Items listed in a dataset:
======

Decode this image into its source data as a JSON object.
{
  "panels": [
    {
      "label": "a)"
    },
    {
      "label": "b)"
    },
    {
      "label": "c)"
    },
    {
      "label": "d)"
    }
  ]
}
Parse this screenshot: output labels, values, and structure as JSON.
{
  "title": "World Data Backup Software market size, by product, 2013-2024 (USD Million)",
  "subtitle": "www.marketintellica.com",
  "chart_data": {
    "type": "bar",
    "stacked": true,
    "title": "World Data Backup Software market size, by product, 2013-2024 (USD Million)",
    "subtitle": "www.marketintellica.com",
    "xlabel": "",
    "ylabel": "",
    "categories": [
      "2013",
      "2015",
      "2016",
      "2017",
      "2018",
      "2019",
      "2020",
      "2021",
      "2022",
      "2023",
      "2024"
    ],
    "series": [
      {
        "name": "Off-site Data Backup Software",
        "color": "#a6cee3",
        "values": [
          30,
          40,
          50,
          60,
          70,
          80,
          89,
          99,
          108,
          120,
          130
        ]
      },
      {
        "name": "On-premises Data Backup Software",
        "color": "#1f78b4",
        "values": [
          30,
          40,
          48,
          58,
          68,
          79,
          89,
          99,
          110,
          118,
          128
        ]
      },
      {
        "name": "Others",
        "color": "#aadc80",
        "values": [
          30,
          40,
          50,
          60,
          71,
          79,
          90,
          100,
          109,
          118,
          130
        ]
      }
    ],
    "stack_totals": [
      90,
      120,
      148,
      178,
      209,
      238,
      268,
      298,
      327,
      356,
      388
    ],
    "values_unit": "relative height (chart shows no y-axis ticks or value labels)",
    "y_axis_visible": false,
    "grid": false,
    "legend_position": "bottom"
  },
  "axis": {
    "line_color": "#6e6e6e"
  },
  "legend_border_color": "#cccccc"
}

======

The task: The word "JSON" may occur in lines of the records. Report how many such lines there are, giving only the number.

Correct output: 2